Gather all lines with "image" from the records.

+++ Data extract +++

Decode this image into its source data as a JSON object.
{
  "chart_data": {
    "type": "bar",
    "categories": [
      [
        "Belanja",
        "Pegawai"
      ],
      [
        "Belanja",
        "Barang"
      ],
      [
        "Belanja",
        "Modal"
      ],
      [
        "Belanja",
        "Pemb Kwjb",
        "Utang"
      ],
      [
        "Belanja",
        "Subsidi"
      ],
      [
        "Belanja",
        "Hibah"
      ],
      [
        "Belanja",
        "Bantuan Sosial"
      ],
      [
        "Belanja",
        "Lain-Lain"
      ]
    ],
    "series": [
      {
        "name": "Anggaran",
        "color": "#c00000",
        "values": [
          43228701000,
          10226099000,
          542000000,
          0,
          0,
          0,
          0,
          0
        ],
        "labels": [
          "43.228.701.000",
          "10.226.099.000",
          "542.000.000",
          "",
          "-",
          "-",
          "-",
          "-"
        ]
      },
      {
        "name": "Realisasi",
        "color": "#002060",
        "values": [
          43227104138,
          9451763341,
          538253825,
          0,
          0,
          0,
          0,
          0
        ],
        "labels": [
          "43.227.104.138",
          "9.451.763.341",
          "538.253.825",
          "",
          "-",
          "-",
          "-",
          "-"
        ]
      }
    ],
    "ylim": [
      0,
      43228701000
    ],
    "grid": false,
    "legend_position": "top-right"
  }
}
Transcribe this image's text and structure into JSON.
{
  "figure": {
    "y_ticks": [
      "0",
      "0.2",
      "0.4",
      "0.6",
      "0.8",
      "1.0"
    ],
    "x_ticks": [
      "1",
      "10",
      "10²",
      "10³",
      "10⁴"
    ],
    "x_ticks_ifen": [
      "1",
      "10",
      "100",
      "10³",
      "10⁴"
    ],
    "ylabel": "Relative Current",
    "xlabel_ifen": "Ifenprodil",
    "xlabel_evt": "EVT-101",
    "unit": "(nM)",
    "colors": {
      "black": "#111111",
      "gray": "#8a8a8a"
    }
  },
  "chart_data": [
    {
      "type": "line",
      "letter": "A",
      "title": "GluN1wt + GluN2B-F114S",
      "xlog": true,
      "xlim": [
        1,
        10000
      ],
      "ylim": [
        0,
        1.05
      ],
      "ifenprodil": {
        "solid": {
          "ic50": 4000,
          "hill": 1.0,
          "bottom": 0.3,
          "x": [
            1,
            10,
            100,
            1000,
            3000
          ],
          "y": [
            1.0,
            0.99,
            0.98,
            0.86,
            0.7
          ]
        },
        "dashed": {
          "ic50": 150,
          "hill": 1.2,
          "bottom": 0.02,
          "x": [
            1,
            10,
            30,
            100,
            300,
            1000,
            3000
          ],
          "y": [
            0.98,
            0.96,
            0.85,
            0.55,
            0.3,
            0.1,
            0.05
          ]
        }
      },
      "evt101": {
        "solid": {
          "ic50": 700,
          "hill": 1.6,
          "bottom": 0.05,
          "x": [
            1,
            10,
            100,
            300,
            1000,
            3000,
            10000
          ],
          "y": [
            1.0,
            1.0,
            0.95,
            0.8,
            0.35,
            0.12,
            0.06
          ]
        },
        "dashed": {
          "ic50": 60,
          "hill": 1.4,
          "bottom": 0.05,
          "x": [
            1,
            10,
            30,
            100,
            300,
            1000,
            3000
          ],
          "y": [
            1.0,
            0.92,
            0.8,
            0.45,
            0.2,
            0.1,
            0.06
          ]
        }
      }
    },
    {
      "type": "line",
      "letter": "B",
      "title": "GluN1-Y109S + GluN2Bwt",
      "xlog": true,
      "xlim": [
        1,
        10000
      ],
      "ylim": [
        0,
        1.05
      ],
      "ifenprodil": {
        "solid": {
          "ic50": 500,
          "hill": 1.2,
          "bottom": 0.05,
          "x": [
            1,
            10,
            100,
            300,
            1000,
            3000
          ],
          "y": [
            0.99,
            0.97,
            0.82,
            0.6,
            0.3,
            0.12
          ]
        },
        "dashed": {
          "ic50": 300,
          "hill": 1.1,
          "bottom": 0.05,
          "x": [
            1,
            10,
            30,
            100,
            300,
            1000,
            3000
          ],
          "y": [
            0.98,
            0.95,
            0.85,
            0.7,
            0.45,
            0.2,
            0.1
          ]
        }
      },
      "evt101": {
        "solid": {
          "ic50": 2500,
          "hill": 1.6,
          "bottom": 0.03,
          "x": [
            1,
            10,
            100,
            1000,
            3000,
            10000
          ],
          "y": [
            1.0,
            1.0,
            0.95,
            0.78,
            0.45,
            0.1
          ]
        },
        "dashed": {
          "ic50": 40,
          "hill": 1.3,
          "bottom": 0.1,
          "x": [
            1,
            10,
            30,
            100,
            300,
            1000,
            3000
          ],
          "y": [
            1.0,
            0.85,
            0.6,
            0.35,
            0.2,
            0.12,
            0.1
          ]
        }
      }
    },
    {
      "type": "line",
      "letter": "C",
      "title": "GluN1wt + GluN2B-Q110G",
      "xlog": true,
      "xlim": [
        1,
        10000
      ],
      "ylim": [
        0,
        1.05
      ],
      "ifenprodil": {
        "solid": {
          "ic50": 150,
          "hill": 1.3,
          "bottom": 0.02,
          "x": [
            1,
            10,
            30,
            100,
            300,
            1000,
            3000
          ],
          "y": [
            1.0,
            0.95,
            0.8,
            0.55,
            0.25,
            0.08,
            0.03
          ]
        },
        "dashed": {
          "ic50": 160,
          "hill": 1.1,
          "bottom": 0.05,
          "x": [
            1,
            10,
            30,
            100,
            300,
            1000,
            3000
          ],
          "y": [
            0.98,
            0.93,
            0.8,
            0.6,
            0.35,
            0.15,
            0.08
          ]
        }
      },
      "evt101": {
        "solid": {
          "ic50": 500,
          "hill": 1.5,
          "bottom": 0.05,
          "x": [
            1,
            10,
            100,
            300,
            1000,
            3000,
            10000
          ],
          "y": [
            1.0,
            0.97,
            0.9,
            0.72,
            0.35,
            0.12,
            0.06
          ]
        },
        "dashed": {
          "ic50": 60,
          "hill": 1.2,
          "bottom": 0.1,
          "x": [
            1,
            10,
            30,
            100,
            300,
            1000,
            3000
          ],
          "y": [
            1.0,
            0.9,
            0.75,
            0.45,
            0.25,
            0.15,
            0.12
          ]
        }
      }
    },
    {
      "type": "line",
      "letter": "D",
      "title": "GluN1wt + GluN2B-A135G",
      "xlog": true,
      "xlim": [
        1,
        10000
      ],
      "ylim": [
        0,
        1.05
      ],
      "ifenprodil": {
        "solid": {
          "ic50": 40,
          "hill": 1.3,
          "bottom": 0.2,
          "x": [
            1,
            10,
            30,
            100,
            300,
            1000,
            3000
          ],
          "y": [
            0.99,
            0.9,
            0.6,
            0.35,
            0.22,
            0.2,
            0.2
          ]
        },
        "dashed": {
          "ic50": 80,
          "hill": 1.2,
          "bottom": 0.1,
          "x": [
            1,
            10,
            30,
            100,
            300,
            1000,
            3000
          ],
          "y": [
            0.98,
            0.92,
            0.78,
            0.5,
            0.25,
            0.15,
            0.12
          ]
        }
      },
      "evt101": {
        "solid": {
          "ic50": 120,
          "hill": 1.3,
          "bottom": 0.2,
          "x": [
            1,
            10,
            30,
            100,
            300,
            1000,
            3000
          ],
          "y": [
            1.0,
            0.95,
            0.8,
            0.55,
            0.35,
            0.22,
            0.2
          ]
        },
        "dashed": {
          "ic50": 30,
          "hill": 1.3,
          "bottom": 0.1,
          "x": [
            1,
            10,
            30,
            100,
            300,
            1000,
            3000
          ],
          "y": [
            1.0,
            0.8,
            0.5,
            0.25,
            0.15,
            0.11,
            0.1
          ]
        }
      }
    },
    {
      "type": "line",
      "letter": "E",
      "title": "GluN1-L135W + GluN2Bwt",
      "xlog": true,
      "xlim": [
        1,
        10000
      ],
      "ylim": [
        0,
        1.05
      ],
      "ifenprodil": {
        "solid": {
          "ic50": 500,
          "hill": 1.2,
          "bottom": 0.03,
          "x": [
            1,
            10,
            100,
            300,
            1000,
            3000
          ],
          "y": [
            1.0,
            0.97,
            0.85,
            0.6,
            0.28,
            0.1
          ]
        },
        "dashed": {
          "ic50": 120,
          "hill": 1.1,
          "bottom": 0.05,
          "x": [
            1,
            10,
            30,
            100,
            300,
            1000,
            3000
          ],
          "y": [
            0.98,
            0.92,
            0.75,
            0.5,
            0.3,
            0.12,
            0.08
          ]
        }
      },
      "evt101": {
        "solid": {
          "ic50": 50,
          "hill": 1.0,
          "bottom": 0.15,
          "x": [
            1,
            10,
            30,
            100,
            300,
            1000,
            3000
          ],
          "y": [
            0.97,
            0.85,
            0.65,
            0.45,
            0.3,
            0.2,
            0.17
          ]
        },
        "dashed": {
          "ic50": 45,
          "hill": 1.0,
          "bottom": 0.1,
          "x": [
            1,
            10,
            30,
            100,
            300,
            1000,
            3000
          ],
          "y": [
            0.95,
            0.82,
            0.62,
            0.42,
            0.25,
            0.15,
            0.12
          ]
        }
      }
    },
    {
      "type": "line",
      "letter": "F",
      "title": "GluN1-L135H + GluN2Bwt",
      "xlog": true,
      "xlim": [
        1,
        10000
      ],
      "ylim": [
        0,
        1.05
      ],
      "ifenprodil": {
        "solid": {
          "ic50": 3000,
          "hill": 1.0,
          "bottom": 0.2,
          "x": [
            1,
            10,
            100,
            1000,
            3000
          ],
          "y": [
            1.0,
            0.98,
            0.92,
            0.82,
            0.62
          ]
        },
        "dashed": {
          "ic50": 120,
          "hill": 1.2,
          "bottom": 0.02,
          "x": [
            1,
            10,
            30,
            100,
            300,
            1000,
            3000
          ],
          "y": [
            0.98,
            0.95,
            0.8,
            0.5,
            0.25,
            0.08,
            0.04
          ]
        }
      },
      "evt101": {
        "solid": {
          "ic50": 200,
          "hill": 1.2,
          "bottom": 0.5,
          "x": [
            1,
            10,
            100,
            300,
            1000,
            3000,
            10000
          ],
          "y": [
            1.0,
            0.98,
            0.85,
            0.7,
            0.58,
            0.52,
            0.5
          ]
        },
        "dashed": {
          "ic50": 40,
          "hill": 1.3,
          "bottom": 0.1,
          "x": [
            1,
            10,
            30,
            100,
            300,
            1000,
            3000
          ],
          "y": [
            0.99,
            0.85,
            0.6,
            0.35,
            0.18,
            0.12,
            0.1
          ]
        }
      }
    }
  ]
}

+++

#### Reply to the task:
Decode this image into its source data as a JSON object.
Transcribe this image's text and structure into JSON.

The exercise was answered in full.